(Page extract begins)
In 2016, Less Love recorded the single Horse Race with Grammy Award winning music producer Michael Trepagnier (Coldplay) and engineer Kevin Lively (Rage Against the Machine). The single won a Global Music Awards and was nominated at Independent Music Awards. The music video was also voted Best Music Video by The Hollywood International Moving Picture Film Festival and won two awards at the KSCR Music Video Awards. Horse Race was originally written and recorded by the band Colourmusic. It was recorded after Sky McCullough and Colourmusic band member Nicholas Ley had a friendly disagreement. Nicholas said, nobody would ever cover Colourmusic, so Less Love did.

The success of “Horse Race” garnered the band invitations to play music festivals and attend awards shows all around the globe. Regrettably in a world where nobody buys music the cost of fame was too high for the members of Less Love. When being confronted with no “payday” and an expensive cost to travel the band members decided the struggle was too much. Less Love called it quits.  Sky McCullough remains the only touring original member of the band. He stated, “Billy Gro remains a member of the band but only in a studio role. Less Love is now mostly made up of hired guns. It greatly improves the workflow.”

In 2020, Less Love began promoting their anti-racism single “Snow White Trash" (Trump's Americans). The subsequent music video for the song has been nominated by the Los Angeles Music Video Awards in the category Best Rock Video of 2020.
(Page extract ends)
(Study material begins)
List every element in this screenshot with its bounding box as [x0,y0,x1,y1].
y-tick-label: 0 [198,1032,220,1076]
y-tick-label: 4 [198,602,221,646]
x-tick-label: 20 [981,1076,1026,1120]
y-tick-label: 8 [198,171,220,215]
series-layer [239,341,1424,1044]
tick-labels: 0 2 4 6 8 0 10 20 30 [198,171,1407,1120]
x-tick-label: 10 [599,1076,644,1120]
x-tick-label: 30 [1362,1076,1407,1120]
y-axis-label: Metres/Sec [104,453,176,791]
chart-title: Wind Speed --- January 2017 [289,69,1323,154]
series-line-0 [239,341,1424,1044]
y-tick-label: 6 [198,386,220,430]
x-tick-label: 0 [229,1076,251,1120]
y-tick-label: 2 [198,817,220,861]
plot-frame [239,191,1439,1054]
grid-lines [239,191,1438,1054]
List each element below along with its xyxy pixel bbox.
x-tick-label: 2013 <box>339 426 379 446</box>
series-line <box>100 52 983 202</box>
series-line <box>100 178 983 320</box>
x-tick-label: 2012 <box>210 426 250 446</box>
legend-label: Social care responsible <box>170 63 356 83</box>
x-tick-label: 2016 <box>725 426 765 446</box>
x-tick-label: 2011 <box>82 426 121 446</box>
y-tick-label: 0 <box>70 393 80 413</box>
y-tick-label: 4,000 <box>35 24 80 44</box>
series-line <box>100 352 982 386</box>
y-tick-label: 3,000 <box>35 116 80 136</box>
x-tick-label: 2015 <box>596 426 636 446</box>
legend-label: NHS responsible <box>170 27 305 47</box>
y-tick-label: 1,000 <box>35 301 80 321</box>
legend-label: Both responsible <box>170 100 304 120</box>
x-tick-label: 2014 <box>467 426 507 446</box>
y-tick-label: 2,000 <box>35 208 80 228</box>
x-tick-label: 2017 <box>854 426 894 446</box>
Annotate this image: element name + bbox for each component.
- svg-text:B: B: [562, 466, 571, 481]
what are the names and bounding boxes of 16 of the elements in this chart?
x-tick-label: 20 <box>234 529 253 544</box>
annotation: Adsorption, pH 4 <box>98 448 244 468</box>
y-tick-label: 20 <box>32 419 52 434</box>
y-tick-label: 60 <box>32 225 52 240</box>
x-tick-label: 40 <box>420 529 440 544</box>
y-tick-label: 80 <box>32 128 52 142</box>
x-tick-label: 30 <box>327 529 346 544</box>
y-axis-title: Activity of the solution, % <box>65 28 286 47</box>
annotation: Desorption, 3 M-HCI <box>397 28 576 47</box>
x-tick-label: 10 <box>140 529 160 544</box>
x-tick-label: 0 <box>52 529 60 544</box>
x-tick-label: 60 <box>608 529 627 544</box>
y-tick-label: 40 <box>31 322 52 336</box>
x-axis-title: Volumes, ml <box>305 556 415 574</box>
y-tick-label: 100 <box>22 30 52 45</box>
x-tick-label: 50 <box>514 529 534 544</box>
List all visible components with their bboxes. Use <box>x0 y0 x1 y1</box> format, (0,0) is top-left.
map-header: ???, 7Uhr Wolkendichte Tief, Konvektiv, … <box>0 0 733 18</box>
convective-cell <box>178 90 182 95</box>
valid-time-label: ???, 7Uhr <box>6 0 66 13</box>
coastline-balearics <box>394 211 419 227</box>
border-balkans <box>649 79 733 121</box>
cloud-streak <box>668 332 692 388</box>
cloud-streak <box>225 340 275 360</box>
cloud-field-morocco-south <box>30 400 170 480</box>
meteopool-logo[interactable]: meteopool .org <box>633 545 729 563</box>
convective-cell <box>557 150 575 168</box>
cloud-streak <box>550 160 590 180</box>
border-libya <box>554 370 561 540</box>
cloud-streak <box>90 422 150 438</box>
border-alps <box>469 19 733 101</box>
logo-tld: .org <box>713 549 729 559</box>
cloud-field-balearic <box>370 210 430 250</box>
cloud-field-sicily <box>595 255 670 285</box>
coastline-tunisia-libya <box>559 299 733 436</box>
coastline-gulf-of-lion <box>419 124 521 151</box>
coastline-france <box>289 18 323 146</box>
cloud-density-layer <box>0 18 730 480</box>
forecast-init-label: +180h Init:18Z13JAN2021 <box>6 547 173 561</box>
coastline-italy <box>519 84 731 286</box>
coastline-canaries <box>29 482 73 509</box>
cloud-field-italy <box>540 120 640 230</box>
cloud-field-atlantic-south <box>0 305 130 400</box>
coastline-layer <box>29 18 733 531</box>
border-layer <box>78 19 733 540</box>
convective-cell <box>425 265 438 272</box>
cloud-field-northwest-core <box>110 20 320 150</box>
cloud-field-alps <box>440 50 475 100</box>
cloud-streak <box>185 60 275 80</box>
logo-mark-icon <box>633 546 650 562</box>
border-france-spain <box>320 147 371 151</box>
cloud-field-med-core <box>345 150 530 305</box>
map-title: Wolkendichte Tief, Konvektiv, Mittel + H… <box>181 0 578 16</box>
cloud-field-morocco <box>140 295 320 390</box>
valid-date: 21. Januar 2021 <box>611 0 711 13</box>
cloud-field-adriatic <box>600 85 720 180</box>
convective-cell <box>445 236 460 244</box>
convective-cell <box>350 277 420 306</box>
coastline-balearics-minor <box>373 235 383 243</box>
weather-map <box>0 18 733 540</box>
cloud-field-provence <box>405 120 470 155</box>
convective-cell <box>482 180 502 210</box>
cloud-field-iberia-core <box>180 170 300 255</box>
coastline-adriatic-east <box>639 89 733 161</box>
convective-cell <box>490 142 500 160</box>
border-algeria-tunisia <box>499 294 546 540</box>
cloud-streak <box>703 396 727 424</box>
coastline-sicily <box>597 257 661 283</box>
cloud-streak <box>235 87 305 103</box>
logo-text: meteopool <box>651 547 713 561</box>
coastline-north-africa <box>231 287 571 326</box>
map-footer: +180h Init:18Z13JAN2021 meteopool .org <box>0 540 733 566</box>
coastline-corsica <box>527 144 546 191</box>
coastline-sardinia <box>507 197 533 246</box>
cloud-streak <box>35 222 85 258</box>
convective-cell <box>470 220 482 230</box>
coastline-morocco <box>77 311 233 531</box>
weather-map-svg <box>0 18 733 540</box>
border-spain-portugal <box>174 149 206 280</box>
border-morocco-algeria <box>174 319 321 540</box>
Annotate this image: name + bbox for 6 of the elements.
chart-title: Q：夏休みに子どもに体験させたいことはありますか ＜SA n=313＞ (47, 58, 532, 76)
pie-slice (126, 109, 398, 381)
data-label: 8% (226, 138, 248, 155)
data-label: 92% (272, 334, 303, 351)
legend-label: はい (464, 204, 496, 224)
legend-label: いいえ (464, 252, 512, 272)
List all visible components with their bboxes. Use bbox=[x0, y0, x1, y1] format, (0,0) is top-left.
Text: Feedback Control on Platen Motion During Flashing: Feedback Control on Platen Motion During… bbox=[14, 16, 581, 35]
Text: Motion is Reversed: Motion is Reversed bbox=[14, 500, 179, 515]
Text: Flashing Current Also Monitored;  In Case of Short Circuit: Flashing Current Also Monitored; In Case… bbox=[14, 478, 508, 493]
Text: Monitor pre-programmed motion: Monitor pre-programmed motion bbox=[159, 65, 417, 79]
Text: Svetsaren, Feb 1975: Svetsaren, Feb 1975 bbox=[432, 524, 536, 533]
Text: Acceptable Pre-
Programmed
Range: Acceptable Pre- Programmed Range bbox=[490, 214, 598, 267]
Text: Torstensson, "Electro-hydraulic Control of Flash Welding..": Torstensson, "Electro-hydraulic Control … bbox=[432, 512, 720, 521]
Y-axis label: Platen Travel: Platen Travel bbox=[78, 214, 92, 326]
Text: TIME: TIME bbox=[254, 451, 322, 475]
(Study material ends)
*Goal of the exercise*.
In the text about the band Less Love, which band first wrote and recorded "Horse Race"?

*Result of the exercise*.
Colourmusic